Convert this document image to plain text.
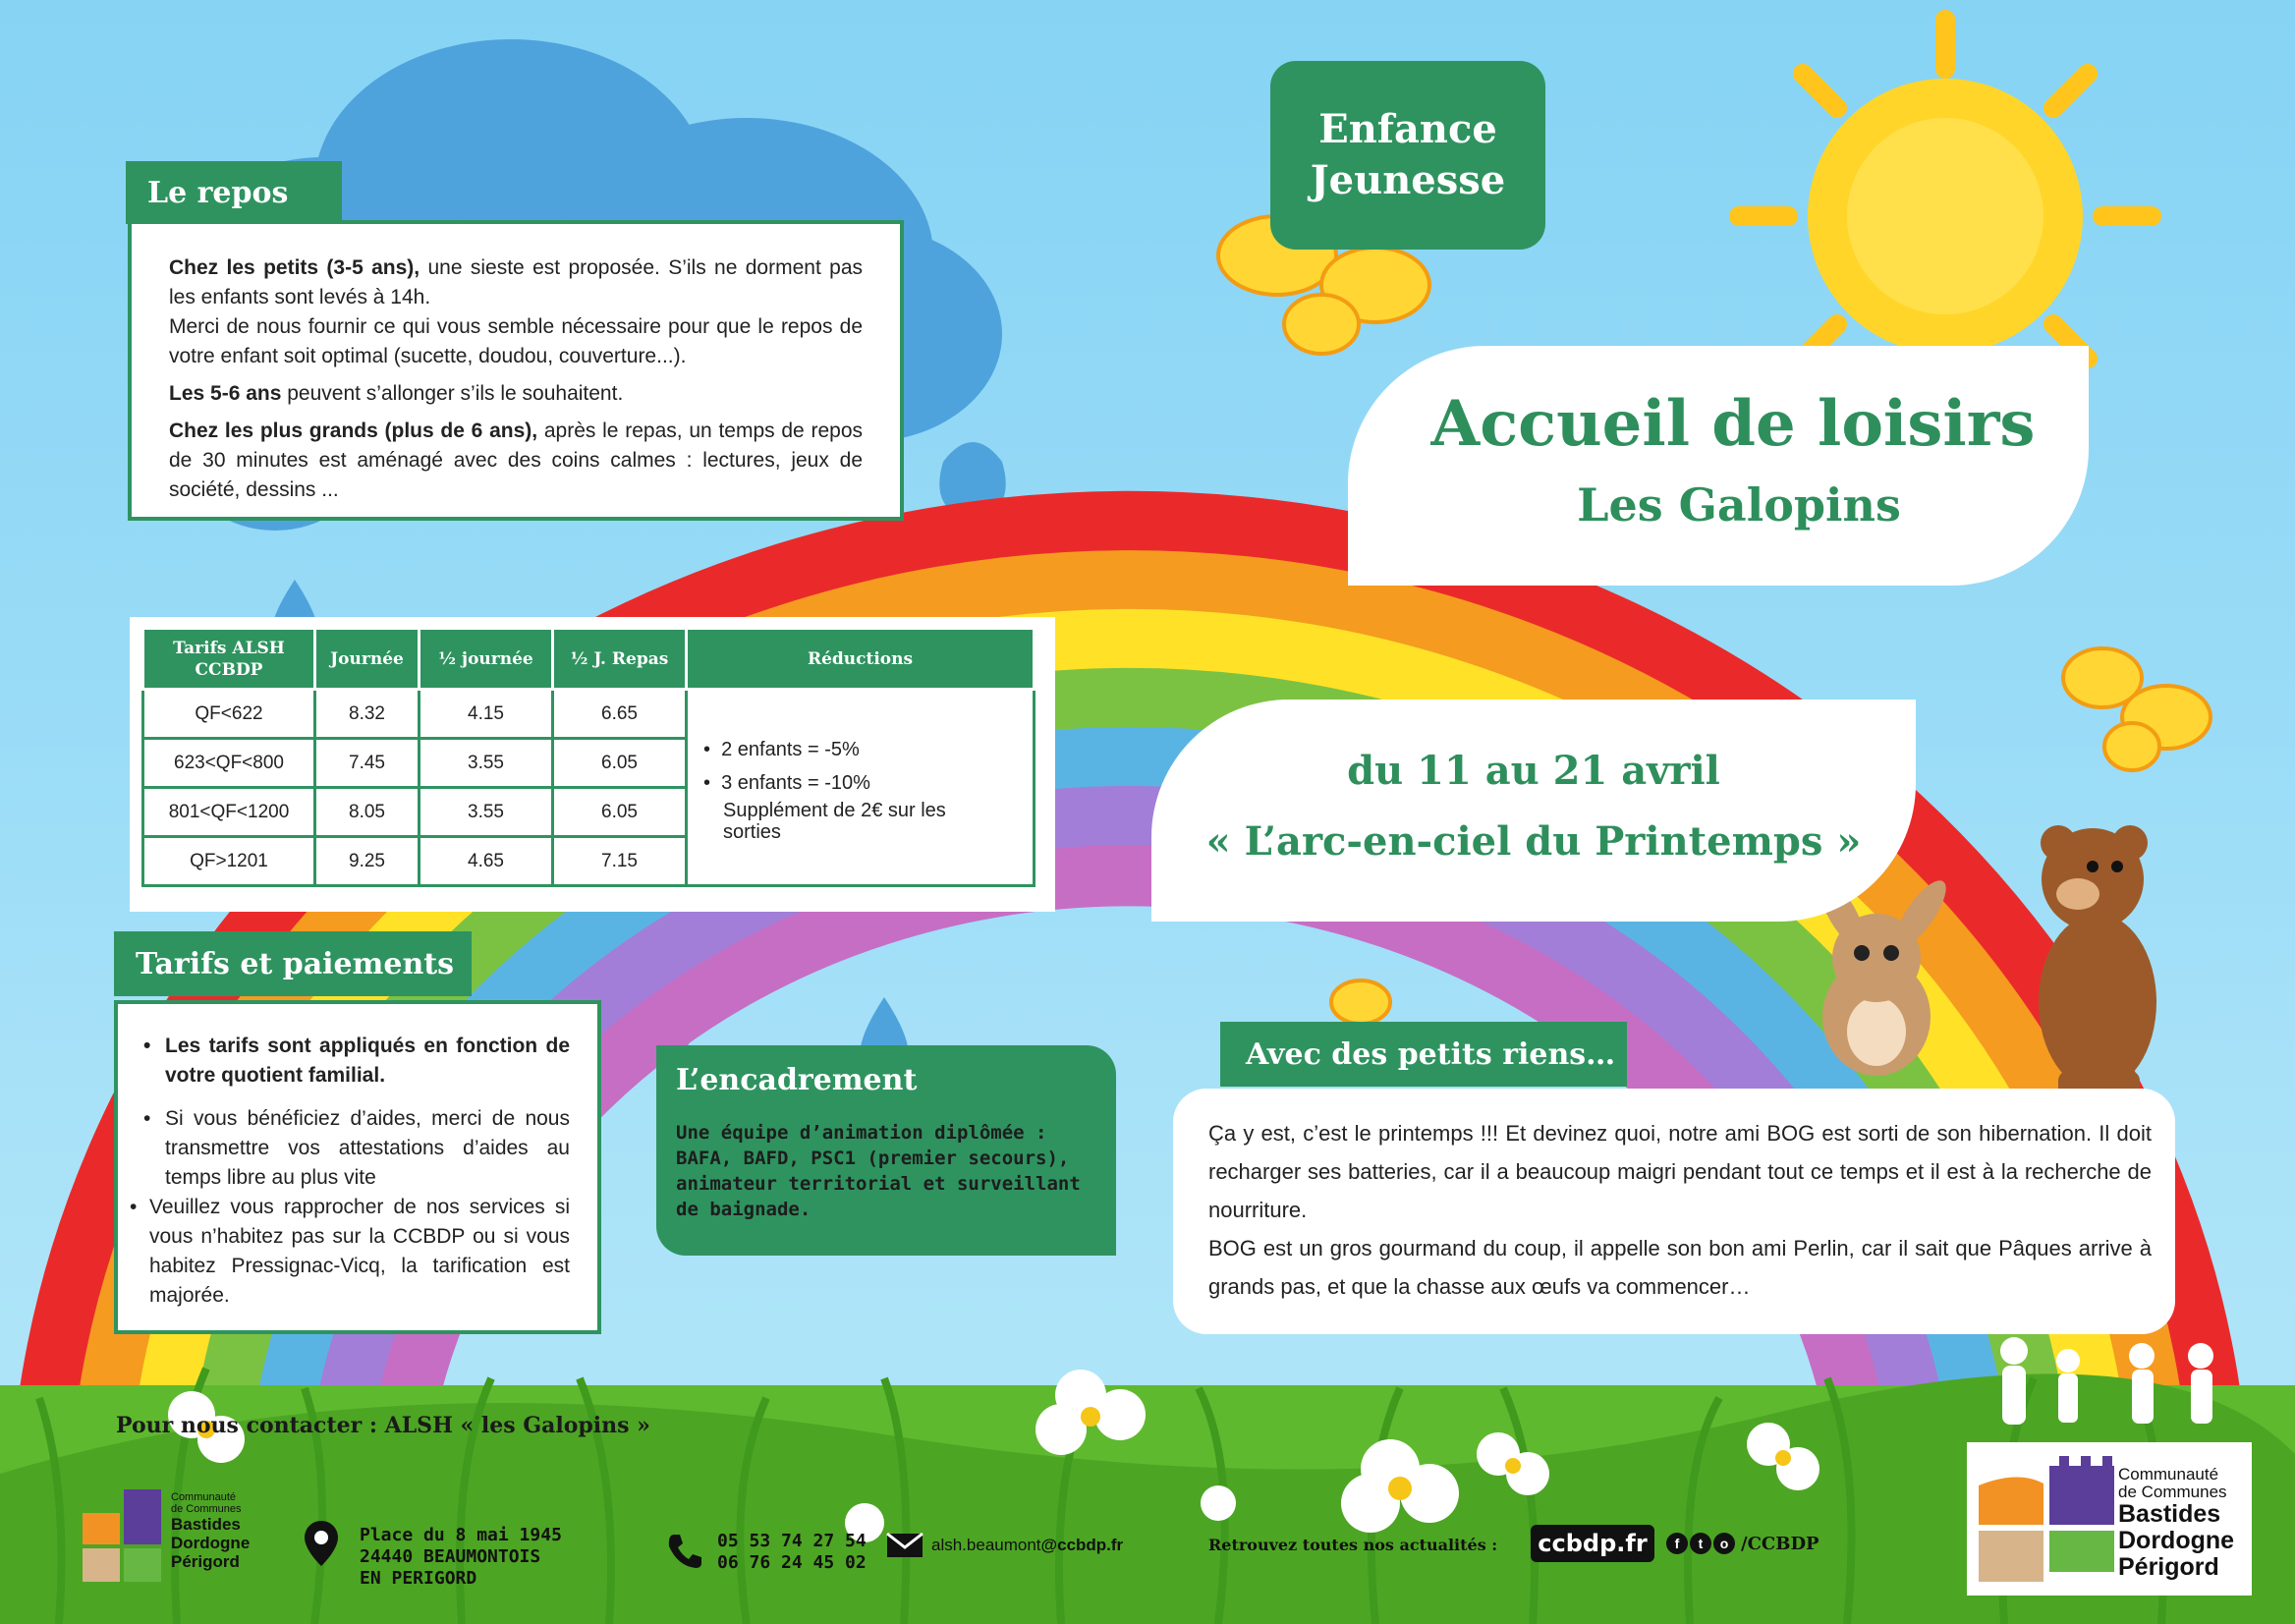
Enfance
Jeunesse
Accueil de loisirs
Les Galopins
du 11 au 21 avril
« L’arc-en-ciel du Printemps »
Le repos

Chez les petits (3-5 ans), une sieste est proposée. S’ils ne dorment pas les enfants sont levés à 14h.
Merci de nous fournir ce qui vous semble nécessaire pour que le repos de votre enfant soit optimal (sucette, doudou, couverture...).

Les 5-6 ans peuvent s’allonger s’ils le souhaitent.

Chez les plus grands (plus de 6 ans), après le repas, un temps de repos de 30 minutes est aménagé avec des coins calmes : lectures, jeux de société, dessins ...

Tarifs ALSH CCBDP	Journée	½ journée	½ J. Repas	Réductions
QF<622	8.32	4.15	6.65	•  2 enfants = -5%
•  3 enfants = -10%
Supplément de 2€ sur les sorties

623<QF<800	7.45	3.55	6.05	
801<QF<1200	8.05	3.55	6.05	
QF>1201	9.25	4.65	7.15	
Tarifs et paiements
• Les tarifs sont appliqués en fonction de votre quotient familial.
• Si vous bénéficiez d’aides, merci de nous transmettre vos attestations d’aides au temps libre au plus vite
• Veuillez vous rapprocher de nos services si vous n’habitez pas sur la CCBDP ou si vous habitez Pressignac-Vicq, la tarification est majorée.
L’encadrement
Une équipe d’animation diplômée : BAFA, BAFD, PSC1 (premier secours), animateur territorial et surveillant de baignade.
Avec des petits riens…

Ça y est, c’est le printemps !!! Et devinez quoi, notre ami BOG est sorti de son hibernation. Il doit recharger ses batteries, car il a beaucoup maigri pendant tout ce temps et il est à la recherche de nourriture.

BOG est un gros gourmand du coup, il appelle son bon ami Perlin, car il sait que Pâques arrive à grands pas, et que la chasse aux œufs va commencer…

Pour nous contacter : ALSH « les Galopins »
Communauté
de Communes
Bastides
Dordogne
Périgord
Place du 8 mai 1945
24440 BEAUMONTOIS
EN PERIGORD
05 53 74 27 54
06 76 24 45 02
alsh.beaumont@ccbdp.fr	Retrouvez toutes nos actualités : ccbdp.fr	f	t	o /CCBDP
Communauté
de Communes
Bastides
Dordogne
Périgord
===
TASK OBJECTIVE: Only a number is wanted here: how many lines in the data above include the string "vous"?

ANSWER FOR THE TASK: 3